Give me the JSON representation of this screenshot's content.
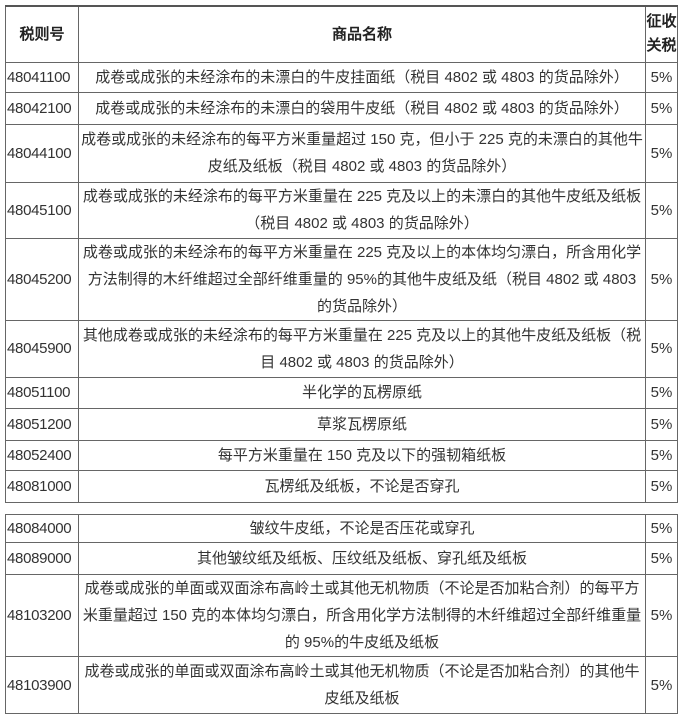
{
  "headers": {
    "code": "税则号",
    "name": "商品名称",
    "duty": "征收关税"
  },
  "rows": [
    {
      "code": "48041100",
      "name": "成卷或成张的未经涂布的未漂白的牛皮挂面纸（税目 4802 或 4803 的货品除外）",
      "duty": "5%"
    },
    {
      "code": "48042100",
      "name": "成卷或成张的未经涂布的未漂白的袋用牛皮纸（税目 4802 或 4803 的货品除外）",
      "duty": "5%"
    },
    {
      "code": "48044100",
      "name": "成卷或成张的未经涂布的每平方米重量超过 150 克，但小于 225 克的未漂白的其他牛皮纸及纸板（税目 4802 或 4803 的货品除外）",
      "duty": "5%"
    },
    {
      "code": "48045100",
      "name": "成卷或成张的未经涂布的每平方米重量在 225 克及以上的未漂白的其他牛皮纸及纸板（税目 4802 或 4803 的货品除外）",
      "duty": "5%"
    },
    {
      "code": "48045200",
      "name": "成卷或成张的未经涂布的每平方米重量在 225 克及以上的本体均匀漂白，所含用化学方法制得的木纤维超过全部纤维重量的 95%的其他牛皮纸及纸（税目 4802 或 4803 的货品除外）",
      "duty": "5%"
    },
    {
      "code": "48045900",
      "name": "其他成卷或成张的未经涂布的每平方米重量在 225 克及以上的其他牛皮纸及纸板（税目 4802 或 4803 的货品除外）",
      "duty": "5%"
    },
    {
      "code": "48051100",
      "name": "半化学的瓦楞原纸",
      "duty": "5%"
    },
    {
      "code": "48051200",
      "name": "草浆瓦楞原纸",
      "duty": "5%"
    },
    {
      "code": "48052400",
      "name": "每平方米重量在 150 克及以下的强韧箱纸板",
      "duty": "5%"
    },
    {
      "code": "48081000",
      "name": "瓦楞纸及纸板，不论是否穿孔",
      "duty": "5%"
    },
    {
      "code": "48084000",
      "name": "皱纹牛皮纸，不论是否压花或穿孔",
      "duty": "5%"
    },
    {
      "code": "48089000",
      "name": "其他皱纹纸及纸板、压纹纸及纸板、穿孔纸及纸板",
      "duty": "5%"
    },
    {
      "code": "48103200",
      "name": "成卷或成张的单面或双面涂布高岭土或其他无机物质（不论是否加粘合剂）的每平方米重量超过 150 克的本体均匀漂白，所含用化学方法制得的木纤维超过全部纤维重量的 95%的牛皮纸及纸板",
      "duty": "5%"
    },
    {
      "code": "48103900",
      "name": "成卷或成张的单面或双面涂布高岭土或其他无机物质（不论是否加粘合剂）的其他牛皮纸及纸板",
      "duty": "5%"
    }
  ]
}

++++++

Go through the entries above and pull out each line with "成卷或成张的单面或双面涂布高岭土或其他无机物质" in it.

      "name": "成卷或成张的单面或双面涂布高岭土或其他无机物质（不论是否加粘合剂）的每平方米重量超过 150 克的本体均匀漂白，所含用化学方法制得的木纤维超过全部纤维重量的 95%的牛皮纸及纸板",
      "name": "成卷或成张的单面或双面涂布高岭土或其他无机物质（不论是否加粘合剂）的其他牛皮纸及纸板",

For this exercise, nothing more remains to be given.